_Supplied passage_.

***

A U.S. attorney has recommended moving forward with charges against former FBI Deputy Director Andrew McCabe, according to a source close to his legal team.
The move comes after the Department of Justice (DOJ) rejected McCabe’s appeal of a decision made by Jessie Liu, the U.S. attorney for Washington D.C. He had appealed in the hopes of avoiding criminal charges after an internal DOJ watchdog concluded that he “lacked candor” with federal investigators.
{mosads}“The Department rejected your appeal of the United States Attorney’s Office’s decision in this matter. Any further inquiries should be directed to the United States Attorney’s Office,” reads an email sent from the DOJ to the legal team, according to the source.
Fox News first reported the charges recommendation.
McCabe was fired in March by then-Attorney General Jeff Sessions, after DOJ Inspector General Michael Horowitz provided a recommendation to an internal FBI office that McCabe was not forthcoming during interviews with federal investigators and that he “lacked candor — including under oath — on multiple occasions.”
In particular, Sessions said at the time that the FBI’s Office of Professional Responsibility and Office of Inspector General had found McCabe made an unauthorized disclosure to the news media in 2016 by allowing FBI officials to speak with reporters about an investigation into the Clinton Foundation.
McCabe’s ouster last year came just days before the No. 2 official was scheduled to retire, stripping him of the pension he expected to receive after more than 20 years at the bureau.
Last month, McCabe sought to challenge the basis of his firing, alleging in a lawsuit against the FBI and DOJ that his termination from the bureau was a “politically motivated” move that stemmed from President Trump’s attacks against him and other DOJ officials.
In the court documents, McCabe alleges Trump was behind his firing, claiming that he forced the hands of other officials at the DOJ including Sessions, Horowitz and Deputy Attorney General Rod Rosenstein to remove him. And as a result, McCabe says this caused harm to his “reputation, professional standing, and dramatically reduced his retirement benefits” after “two decades of unblemished and non-partisan public service.”
House Republicans and other White House allies have long alleged misconduct among the top brass of the FBI and urged disciplinary action against officials such as McCabe, former counterintelligence agent Peter Strzok and former FBI Director James Comey.
And GOP attacks against him were refueled last month after CNN announced that they had hired him as a commentator.
Republicans have recently argued that McCabe should be punished for lying to investigators, noting that other Trump officials such as George Papadopoulos and Michael Flynn were charged for lying to investigators on special counsel Robert Mueller’s team.
“I don’t know how you can’t indict him when he is engaged in the same conduct that other people have recently been charged for at the Department of Justice, particularly when your own watchdog says that those lies were done intentionally and knowingly and done repeatedly,” Rep. John Ratcliffe (R-Texas), a House Judiciary Committee member, said during a Sunday interview on Fox News’s “Sunday Morning Futures.”
“I think the Department of Justice is going to have to indict Andy McCabe simply because to do otherwise would be to admit that there are separate standards for people doing the same thing for the same conduct,” he said.

***

_Data under study_.
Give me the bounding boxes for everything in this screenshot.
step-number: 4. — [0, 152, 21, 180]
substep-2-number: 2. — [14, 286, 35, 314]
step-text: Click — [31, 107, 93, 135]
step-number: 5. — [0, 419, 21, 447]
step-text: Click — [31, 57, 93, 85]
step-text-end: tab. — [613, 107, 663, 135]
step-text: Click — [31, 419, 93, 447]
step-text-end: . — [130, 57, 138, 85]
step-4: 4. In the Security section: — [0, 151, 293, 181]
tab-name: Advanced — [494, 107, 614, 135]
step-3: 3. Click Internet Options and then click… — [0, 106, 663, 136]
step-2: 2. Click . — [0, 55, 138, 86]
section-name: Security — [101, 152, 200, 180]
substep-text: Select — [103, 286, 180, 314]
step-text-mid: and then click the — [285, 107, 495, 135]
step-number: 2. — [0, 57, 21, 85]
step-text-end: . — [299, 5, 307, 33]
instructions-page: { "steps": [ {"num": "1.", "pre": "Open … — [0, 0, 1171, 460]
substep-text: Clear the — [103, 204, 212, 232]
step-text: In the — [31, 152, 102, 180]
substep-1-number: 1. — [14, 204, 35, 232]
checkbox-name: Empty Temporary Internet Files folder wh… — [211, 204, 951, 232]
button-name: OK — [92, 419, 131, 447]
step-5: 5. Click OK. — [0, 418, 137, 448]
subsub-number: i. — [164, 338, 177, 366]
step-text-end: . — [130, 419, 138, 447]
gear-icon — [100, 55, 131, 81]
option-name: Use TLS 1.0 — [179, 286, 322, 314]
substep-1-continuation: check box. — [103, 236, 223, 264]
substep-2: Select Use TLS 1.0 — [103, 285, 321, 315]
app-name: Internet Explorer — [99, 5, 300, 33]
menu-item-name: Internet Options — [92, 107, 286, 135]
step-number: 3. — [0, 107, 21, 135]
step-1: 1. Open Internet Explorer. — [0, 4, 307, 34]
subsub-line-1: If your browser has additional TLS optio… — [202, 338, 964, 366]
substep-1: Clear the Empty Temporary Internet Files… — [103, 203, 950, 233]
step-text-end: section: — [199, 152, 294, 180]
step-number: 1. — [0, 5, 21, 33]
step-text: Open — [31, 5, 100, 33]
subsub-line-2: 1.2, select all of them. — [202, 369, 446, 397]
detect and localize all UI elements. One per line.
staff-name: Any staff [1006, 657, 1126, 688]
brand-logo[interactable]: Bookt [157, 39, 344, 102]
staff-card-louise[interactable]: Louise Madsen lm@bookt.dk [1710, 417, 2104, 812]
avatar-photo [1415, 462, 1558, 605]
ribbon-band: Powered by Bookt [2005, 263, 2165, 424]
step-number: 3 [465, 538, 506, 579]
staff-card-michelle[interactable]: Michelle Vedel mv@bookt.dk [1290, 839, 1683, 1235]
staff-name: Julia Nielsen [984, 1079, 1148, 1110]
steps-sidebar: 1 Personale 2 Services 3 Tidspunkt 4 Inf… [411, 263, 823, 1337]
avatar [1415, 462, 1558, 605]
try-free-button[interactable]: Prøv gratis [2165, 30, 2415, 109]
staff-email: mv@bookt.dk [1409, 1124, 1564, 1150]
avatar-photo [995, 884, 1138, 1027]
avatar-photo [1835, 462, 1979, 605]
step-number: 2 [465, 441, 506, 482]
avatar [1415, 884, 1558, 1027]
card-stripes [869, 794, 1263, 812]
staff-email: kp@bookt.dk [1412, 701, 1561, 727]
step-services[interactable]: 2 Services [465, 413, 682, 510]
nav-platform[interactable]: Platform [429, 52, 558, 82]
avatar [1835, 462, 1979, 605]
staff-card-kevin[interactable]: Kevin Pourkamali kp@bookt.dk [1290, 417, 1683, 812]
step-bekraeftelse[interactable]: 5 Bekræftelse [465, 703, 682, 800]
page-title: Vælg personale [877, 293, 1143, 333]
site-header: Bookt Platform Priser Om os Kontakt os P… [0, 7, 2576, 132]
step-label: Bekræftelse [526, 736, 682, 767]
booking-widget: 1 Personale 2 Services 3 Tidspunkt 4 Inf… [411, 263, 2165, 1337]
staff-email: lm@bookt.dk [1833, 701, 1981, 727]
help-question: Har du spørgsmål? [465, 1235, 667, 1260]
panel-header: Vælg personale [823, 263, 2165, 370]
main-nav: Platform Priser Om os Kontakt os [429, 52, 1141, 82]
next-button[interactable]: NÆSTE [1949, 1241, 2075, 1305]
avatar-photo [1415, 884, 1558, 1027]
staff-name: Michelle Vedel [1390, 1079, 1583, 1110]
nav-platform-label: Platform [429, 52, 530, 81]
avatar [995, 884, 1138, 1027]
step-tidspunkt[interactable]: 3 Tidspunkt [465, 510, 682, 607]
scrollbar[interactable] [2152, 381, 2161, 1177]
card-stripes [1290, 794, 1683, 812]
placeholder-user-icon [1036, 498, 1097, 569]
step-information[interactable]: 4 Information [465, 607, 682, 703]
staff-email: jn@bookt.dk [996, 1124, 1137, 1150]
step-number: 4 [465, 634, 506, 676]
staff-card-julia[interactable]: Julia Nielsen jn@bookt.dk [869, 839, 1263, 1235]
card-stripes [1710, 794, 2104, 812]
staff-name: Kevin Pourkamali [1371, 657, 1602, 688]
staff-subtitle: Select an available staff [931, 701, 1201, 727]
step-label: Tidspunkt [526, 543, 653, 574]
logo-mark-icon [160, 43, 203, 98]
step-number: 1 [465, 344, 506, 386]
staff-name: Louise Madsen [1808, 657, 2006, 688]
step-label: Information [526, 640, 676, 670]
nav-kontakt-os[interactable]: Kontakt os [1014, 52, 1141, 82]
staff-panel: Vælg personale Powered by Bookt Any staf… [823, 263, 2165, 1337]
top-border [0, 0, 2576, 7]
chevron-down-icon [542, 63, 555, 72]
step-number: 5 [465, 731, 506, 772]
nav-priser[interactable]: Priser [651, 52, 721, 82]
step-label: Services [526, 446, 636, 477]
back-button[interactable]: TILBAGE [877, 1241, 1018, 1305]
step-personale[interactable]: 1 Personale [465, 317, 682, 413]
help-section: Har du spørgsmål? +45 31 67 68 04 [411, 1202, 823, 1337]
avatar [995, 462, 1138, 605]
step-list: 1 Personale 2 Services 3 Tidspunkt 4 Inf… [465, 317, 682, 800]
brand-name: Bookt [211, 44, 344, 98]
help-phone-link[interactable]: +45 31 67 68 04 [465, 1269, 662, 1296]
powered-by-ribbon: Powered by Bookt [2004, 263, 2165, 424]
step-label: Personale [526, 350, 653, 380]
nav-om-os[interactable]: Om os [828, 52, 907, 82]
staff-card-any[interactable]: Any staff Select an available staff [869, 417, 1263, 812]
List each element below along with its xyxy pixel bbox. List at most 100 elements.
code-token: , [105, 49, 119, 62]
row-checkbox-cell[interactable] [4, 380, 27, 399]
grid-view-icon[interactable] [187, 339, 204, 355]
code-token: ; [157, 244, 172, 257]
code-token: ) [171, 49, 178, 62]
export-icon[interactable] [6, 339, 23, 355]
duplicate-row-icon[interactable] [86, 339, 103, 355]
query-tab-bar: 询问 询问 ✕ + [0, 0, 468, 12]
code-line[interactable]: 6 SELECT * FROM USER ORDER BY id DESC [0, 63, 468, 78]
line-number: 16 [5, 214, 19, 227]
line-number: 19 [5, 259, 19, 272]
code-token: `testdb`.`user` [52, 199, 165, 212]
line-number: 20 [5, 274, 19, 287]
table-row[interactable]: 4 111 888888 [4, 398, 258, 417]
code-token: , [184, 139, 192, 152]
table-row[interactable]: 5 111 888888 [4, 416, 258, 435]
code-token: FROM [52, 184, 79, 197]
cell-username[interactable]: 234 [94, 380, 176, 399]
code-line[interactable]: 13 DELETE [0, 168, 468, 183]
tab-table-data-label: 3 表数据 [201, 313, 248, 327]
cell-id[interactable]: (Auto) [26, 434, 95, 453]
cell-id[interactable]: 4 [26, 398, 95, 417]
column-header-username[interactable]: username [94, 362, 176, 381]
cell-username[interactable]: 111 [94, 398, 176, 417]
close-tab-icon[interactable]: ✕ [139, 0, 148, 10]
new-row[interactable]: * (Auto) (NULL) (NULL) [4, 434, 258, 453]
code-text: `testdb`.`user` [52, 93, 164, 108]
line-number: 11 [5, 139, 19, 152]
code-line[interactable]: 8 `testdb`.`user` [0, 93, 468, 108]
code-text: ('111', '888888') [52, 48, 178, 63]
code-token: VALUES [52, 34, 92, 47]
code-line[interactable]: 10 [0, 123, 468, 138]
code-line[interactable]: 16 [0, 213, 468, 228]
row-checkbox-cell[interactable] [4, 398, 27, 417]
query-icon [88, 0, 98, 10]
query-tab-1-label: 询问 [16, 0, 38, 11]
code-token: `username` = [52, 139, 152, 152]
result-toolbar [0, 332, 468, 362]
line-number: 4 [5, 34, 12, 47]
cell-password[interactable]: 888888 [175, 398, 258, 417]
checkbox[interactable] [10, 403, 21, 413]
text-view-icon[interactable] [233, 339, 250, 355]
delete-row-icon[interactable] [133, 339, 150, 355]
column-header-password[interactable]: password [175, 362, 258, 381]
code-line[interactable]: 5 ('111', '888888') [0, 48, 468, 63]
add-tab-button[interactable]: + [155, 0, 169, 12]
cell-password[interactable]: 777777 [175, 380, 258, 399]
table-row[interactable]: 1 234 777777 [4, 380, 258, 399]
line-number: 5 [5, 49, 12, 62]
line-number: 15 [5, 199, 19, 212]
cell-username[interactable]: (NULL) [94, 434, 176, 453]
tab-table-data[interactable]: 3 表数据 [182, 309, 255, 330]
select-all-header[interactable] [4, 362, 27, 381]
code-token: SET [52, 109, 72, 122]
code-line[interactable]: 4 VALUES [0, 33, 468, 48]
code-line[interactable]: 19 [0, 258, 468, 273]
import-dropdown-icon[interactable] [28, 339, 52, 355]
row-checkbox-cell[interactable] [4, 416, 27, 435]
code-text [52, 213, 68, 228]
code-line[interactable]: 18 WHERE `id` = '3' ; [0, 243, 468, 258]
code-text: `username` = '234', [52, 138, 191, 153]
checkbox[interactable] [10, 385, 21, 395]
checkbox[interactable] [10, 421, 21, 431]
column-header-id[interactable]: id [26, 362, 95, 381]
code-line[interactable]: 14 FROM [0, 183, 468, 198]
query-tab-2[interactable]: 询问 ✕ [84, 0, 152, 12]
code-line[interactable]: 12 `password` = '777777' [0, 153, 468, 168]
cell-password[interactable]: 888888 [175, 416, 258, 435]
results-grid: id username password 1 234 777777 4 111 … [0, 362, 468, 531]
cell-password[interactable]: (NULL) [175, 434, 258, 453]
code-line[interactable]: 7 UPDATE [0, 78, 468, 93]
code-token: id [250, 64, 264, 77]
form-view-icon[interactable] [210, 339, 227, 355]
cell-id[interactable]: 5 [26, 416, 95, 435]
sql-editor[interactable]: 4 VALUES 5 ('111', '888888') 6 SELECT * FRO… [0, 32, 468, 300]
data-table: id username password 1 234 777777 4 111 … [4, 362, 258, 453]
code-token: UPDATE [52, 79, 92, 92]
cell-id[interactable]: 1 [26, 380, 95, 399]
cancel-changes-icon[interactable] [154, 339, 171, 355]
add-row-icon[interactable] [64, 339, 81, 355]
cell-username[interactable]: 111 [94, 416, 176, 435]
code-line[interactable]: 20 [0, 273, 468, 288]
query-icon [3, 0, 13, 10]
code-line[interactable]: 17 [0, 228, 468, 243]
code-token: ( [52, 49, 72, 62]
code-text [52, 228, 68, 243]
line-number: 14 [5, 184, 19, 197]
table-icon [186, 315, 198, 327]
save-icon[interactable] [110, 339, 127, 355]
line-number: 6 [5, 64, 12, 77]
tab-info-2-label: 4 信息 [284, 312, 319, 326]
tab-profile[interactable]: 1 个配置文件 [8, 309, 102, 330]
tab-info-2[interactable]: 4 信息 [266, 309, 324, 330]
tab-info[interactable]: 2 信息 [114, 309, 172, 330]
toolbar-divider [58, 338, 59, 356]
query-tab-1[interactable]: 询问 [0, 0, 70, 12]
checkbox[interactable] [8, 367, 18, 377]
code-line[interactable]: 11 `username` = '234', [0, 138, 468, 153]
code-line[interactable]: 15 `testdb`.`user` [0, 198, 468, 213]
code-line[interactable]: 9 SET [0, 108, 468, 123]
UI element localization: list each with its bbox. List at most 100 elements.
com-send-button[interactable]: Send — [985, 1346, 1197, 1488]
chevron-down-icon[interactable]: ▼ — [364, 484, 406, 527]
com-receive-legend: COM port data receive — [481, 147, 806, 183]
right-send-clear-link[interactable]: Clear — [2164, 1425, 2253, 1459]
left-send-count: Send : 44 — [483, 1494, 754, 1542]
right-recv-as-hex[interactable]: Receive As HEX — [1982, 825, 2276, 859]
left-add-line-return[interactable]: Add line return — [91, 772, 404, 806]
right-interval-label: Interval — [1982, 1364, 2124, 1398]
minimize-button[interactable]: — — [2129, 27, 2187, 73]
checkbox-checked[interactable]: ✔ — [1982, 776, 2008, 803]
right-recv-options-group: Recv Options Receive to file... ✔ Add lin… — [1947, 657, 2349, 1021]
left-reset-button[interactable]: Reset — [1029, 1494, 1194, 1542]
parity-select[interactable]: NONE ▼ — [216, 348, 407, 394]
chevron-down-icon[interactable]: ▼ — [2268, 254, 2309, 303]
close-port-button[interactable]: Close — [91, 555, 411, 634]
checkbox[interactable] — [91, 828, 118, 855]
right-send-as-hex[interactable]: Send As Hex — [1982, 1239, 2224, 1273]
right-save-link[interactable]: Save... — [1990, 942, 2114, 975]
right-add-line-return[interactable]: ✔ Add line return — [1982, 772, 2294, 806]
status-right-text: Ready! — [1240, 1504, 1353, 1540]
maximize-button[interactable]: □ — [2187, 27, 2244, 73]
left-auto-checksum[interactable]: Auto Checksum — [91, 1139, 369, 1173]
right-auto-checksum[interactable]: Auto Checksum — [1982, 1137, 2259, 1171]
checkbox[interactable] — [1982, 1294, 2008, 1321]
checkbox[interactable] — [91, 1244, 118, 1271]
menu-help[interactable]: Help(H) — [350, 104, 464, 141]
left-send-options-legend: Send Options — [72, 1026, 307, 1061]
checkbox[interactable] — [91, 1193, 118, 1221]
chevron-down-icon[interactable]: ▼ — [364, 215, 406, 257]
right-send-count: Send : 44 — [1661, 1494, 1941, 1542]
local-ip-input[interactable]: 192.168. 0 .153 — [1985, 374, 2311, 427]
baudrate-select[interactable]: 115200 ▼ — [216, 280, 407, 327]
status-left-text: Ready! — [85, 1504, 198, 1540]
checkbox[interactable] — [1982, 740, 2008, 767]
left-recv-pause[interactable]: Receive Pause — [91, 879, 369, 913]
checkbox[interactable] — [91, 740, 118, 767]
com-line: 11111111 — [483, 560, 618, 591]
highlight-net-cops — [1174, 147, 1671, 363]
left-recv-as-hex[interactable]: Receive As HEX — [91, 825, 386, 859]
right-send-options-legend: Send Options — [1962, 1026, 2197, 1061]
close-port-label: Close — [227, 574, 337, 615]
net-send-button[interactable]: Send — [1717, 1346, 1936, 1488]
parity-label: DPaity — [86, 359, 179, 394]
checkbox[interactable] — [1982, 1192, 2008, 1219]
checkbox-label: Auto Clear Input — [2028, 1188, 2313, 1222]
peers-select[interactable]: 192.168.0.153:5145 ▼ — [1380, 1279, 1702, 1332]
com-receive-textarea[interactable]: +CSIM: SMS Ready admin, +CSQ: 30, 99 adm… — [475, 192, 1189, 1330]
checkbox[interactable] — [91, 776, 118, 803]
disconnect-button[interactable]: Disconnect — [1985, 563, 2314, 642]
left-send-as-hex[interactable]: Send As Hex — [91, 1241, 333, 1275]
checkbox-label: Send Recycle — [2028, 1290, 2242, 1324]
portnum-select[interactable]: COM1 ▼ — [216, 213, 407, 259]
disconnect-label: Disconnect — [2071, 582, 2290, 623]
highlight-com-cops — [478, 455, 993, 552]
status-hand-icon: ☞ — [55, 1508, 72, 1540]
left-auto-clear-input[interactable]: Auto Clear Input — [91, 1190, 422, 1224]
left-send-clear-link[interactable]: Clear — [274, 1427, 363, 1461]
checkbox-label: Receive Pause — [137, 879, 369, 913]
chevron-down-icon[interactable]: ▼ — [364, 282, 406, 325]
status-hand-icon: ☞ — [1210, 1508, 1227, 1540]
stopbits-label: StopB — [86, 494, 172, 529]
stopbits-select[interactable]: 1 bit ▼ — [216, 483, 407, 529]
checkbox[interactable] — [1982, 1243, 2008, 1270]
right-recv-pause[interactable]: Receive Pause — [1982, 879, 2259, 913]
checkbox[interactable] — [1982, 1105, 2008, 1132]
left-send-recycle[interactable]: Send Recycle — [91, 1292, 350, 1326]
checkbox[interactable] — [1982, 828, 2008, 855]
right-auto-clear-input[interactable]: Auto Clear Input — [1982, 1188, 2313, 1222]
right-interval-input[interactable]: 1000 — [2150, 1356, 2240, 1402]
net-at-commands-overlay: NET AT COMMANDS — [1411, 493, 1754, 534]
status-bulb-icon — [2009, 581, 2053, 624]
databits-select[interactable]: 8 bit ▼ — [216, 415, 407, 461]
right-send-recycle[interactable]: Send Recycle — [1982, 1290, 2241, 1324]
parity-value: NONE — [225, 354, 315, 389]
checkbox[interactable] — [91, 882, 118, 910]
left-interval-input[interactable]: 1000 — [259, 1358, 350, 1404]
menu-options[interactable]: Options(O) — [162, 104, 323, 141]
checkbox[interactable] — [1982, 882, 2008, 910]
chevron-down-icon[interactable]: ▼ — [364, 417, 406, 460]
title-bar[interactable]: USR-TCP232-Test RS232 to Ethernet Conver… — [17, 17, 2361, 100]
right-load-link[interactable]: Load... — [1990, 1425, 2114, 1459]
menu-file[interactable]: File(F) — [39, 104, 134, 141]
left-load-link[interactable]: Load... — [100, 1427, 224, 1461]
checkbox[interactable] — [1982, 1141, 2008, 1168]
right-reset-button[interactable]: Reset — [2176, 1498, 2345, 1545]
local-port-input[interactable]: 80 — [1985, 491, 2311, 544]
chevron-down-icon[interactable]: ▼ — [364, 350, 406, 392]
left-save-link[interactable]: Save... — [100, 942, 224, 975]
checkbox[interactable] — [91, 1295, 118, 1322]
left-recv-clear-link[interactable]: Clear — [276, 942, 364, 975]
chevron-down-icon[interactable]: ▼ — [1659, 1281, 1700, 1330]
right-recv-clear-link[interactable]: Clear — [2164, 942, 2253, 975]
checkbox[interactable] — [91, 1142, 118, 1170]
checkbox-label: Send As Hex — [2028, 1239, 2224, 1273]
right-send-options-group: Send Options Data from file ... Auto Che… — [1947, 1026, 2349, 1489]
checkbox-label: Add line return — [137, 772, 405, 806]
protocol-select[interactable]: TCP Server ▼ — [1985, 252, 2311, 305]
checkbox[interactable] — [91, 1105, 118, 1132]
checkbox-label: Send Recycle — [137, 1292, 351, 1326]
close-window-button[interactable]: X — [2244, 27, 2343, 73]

***

_Work instruction 1_.
Reproduce the McCabe article word for word, beginning at the words "House Republicans and" and stopping after "as a commentator.".
_Work instruction 2_.
According to the McCabe article, who fired McCabe in March?

_Solution 1_.
House Republicans and other White House allies have long alleged misconduct among the top brass of the FBI and urged disciplinary action against officials such as McCabe, former counterintelligence agent Peter Strzok and former FBI Director James Comey.
And GOP attacks against him were refueled last month after CNN announced that they had hired him as a commentator.

_Solution 2_.
Then-Attorney General Jeff Sessions.